**Task description:** Filter the listing below, copying every line in which the word "name" appears.

**Supplied records:**
================

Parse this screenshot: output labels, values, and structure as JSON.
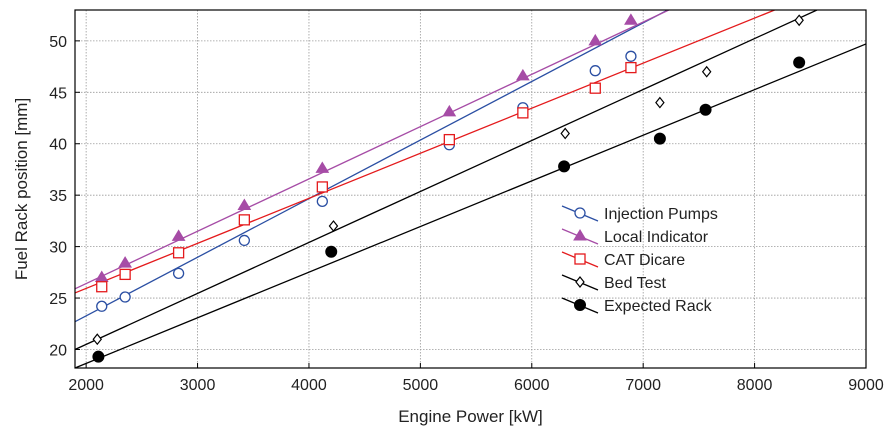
{
  "chart_data": {
    "type": "scatter",
    "xlabel": "Engine Power [kW]",
    "ylabel": "Fuel Rack position [mm]",
    "xlim": [
      1900,
      9000
    ],
    "ylim": [
      18.2,
      53
    ],
    "xticks": [
      2000,
      3000,
      4000,
      5000,
      6000,
      7000,
      8000,
      9000
    ],
    "yticks": [
      20,
      25,
      30,
      35,
      40,
      45,
      50
    ],
    "grid": true,
    "legend_position": "lower-right",
    "series": [
      {
        "name": "Injection Pumps",
        "color": "#2b4fa3",
        "marker": "open-circle",
        "points": [
          [
            2140,
            24.2
          ],
          [
            2350,
            25.1
          ],
          [
            2830,
            27.4
          ],
          [
            3420,
            30.6
          ],
          [
            4120,
            34.4
          ],
          [
            5260,
            39.9
          ],
          [
            5920,
            43.5
          ],
          [
            6570,
            47.1
          ],
          [
            6890,
            48.5
          ]
        ],
        "fit_line": [
          [
            1900,
            22.7
          ],
          [
            7220,
            53
          ]
        ]
      },
      {
        "name": "Local Indicator",
        "color": "#a64ca6",
        "marker": "filled-triangle",
        "points": [
          [
            2140,
            27.0
          ],
          [
            2350,
            28.4
          ],
          [
            2830,
            31.0
          ],
          [
            3420,
            34.0
          ],
          [
            4120,
            37.6
          ],
          [
            5260,
            43.1
          ],
          [
            5920,
            46.6
          ],
          [
            6570,
            50.0
          ],
          [
            6890,
            52.0
          ]
        ],
        "fit_line": [
          [
            1900,
            25.9
          ],
          [
            7230,
            53
          ]
        ]
      },
      {
        "name": "CAT Dicare",
        "color": "#e41a1c",
        "marker": "open-square",
        "points": [
          [
            2140,
            26.1
          ],
          [
            2350,
            27.3
          ],
          [
            2830,
            29.4
          ],
          [
            3420,
            32.6
          ],
          [
            4120,
            35.8
          ],
          [
            5260,
            40.4
          ],
          [
            5920,
            43.0
          ],
          [
            6570,
            45.4
          ],
          [
            6890,
            47.4
          ]
        ],
        "fit_line": [
          [
            1900,
            25.5
          ],
          [
            8180,
            53
          ]
        ]
      },
      {
        "name": "Bed Test",
        "color": "#000000",
        "marker": "open-diamond",
        "points": [
          [
            2100,
            21.0
          ],
          [
            4220,
            32.0
          ],
          [
            6300,
            41.0
          ],
          [
            7150,
            44.0
          ],
          [
            7570,
            47.0
          ],
          [
            8400,
            52.0
          ]
        ],
        "fit_line": [
          [
            1900,
            20.0
          ],
          [
            8560,
            53
          ]
        ]
      },
      {
        "name": "Expected Rack",
        "color": "#000000",
        "marker": "filled-circle",
        "points": [
          [
            2110,
            19.3
          ],
          [
            4200,
            29.5
          ],
          [
            6290,
            37.8
          ],
          [
            7150,
            40.5
          ],
          [
            7560,
            43.3
          ],
          [
            8400,
            47.9
          ]
        ],
        "fit_line": [
          [
            1900,
            18.2
          ],
          [
            9000,
            49.7
          ]
        ]
      }
    ]
  }
}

================

**Complete output:**
        "name": "Injection Pumps",
        "name": "Local Indicator",
        "name": "CAT Dicare",
        "name": "Bed Test",
        "name": "Expected Rack",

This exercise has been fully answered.